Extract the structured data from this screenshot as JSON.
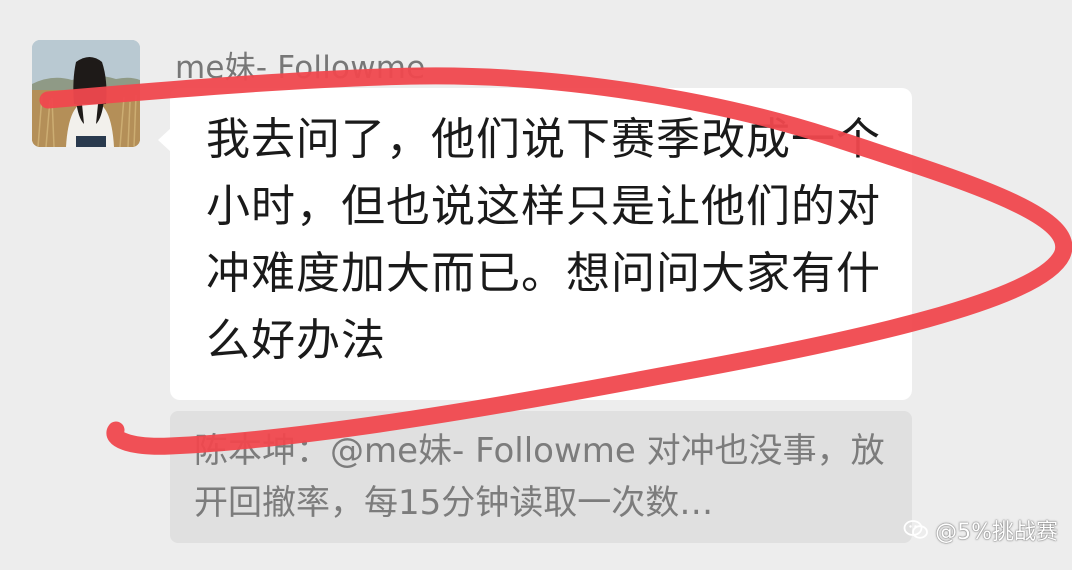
{
  "message": {
    "sender_name": "me妹- Followme",
    "text": "我去问了，他们说下赛季改成一个小时，但也说这样只是让他们的对冲难度加大而已。想问问大家有什么好办法"
  },
  "quoted_reply": {
    "text": "陈本坤：@me妹- Followme 对冲也没事，放开回撤率，每15分钟读取一次数…"
  },
  "avatar": {
    "icon": "user-avatar-photo"
  },
  "watermark": {
    "text": "@5%挑战赛",
    "icon": "wechat-icon"
  },
  "annotation": {
    "color": "#f0484e",
    "icon": "red-marker-loop"
  }
}
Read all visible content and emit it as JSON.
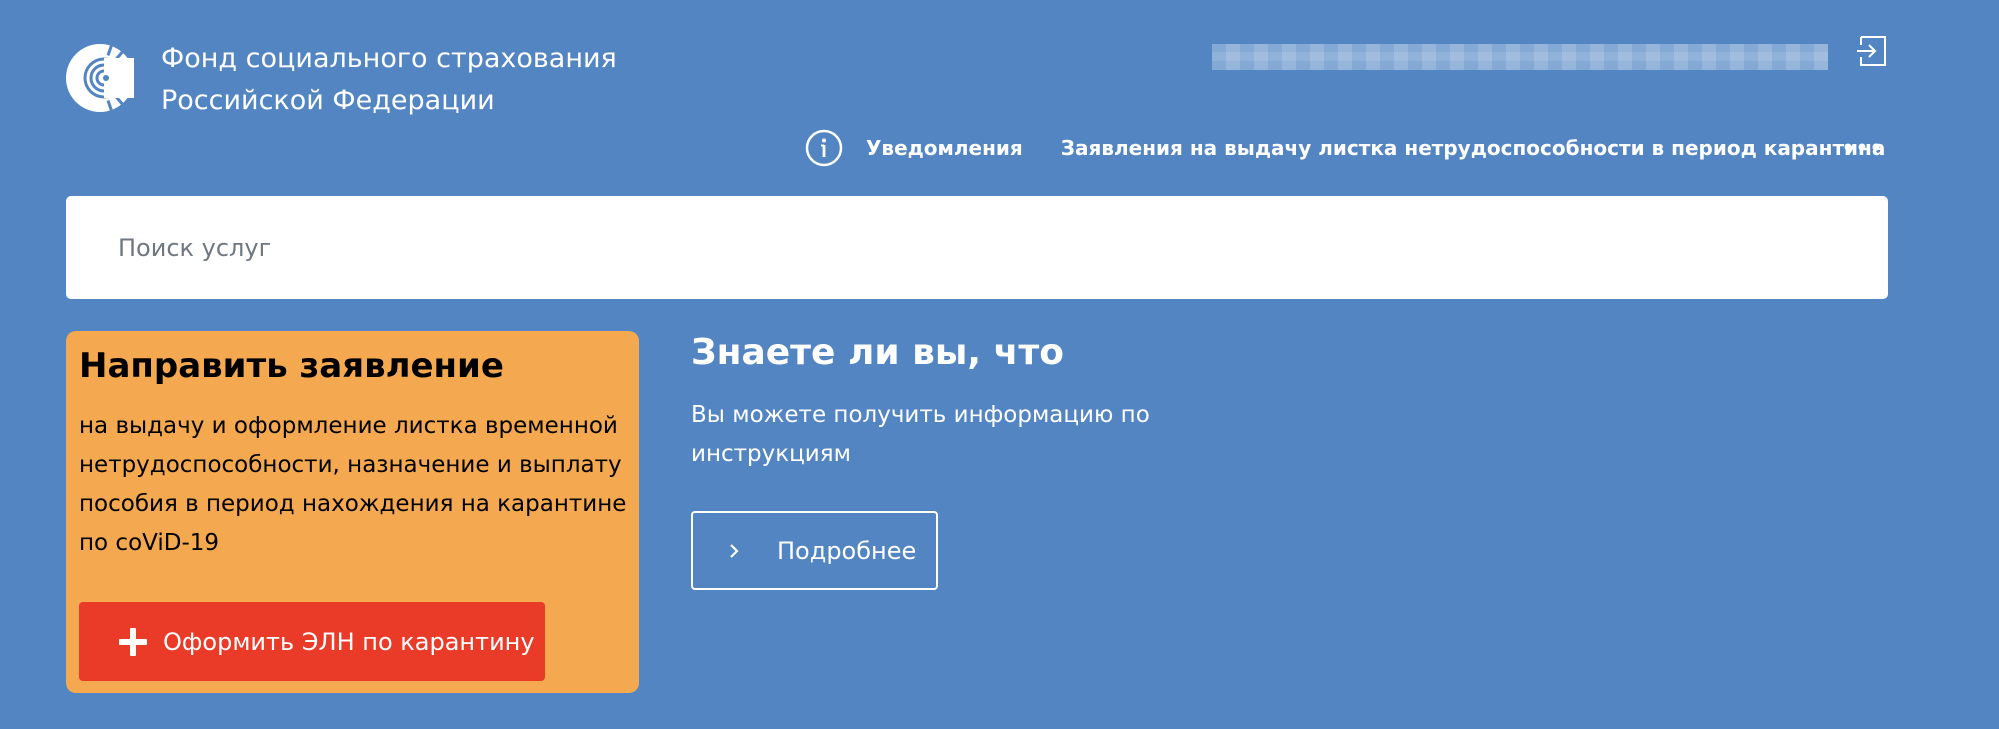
{
  "header": {
    "org_name_line1": "Фонд социального страхования",
    "org_name_line2": "Российской Федерации",
    "logo_icon": "fss-logo-icon",
    "logout_icon": "logout-icon"
  },
  "nav": {
    "info_icon": "info-icon",
    "items": [
      {
        "label": "Уведомления"
      },
      {
        "label": "Заявления на выдачу листка нетрудоспособности в период карантина"
      }
    ],
    "more_icon": "more-dots-icon"
  },
  "search": {
    "placeholder": "Поиск услуг",
    "value": ""
  },
  "apply_card": {
    "title": "Направить заявление",
    "text": "на выдачу и оформление листка временной нетрудоспособности, назначение и выплату пособия в период нахождения на карантине по coViD-19",
    "button_label": "Оформить ЭЛН по карантину",
    "button_icon": "plus-icon",
    "background_color": "#f4a950",
    "button_color": "#ea3a28"
  },
  "did_you_know": {
    "title": "Знаете ли вы, что",
    "text": "Вы можете получить информацию по инструкциям",
    "button_label": "Подробнее",
    "button_icon": "chevron-right-icon"
  },
  "colors": {
    "background": "#5285c2",
    "text": "#ffffff"
  }
}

_Written request_.
Give the material again exactly as it is, but keep the pictures out.

_Output below_.
Extract the structured data from this screenshot as JSON.
{
  "message": {
    "sender_name": "me妹- Followme",
    "text": "我去问了，他们说下赛季改成一个小时，但也说这样只是让他们的对冲难度加大而已。想问问大家有什么好办法"
  },
  "quoted_reply": {
    "text": "陈本坤：@me妹- Followme 对冲也没事，放开回撤率，每15分钟读取一次数…"
  },
  "avatar": {
    "icon": "user-avatar-photo"
  },
  "watermark": {
    "text": "@5%挑战赛",
    "icon": "wechat-icon"
  },
  "annotation": {
    "color": "#f0484e",
    "icon": "red-marker-loop"
  }
}
Read all visible content and emit it as JSON.
{
  "header": {
    "org_name_line1": "Фонд социального страхования",
    "org_name_line2": "Российской Федерации",
    "logo_icon": "fss-logo-icon",
    "logout_icon": "logout-icon"
  },
  "nav": {
    "info_icon": "info-icon",
    "items": [
      {
        "label": "Уведомления"
      },
      {
        "label": "Заявления на выдачу листка нетрудоспособности в период карантина"
      }
    ],
    "more_icon": "more-dots-icon"
  },
  "search": {
    "placeholder": "Поиск услуг",
    "value": ""
  },
  "apply_card": {
    "title": "Направить заявление",
    "text": "на выдачу и оформление листка временной нетрудоспособности, назначение и выплату пособия в период нахождения на карантине по coViD-19",
    "button_label": "Оформить ЭЛН по карантину",
    "button_icon": "plus-icon",
    "background_color": "#f4a950",
    "button_color": "#ea3a28"
  },
  "did_you_know": {
    "title": "Знаете ли вы, что",
    "text": "Вы можете получить информацию по инструкциям",
    "button_label": "Подробнее",
    "button_icon": "chevron-right-icon"
  },
  "colors": {
    "background": "#5285c2",
    "text": "#ffffff"
  }
}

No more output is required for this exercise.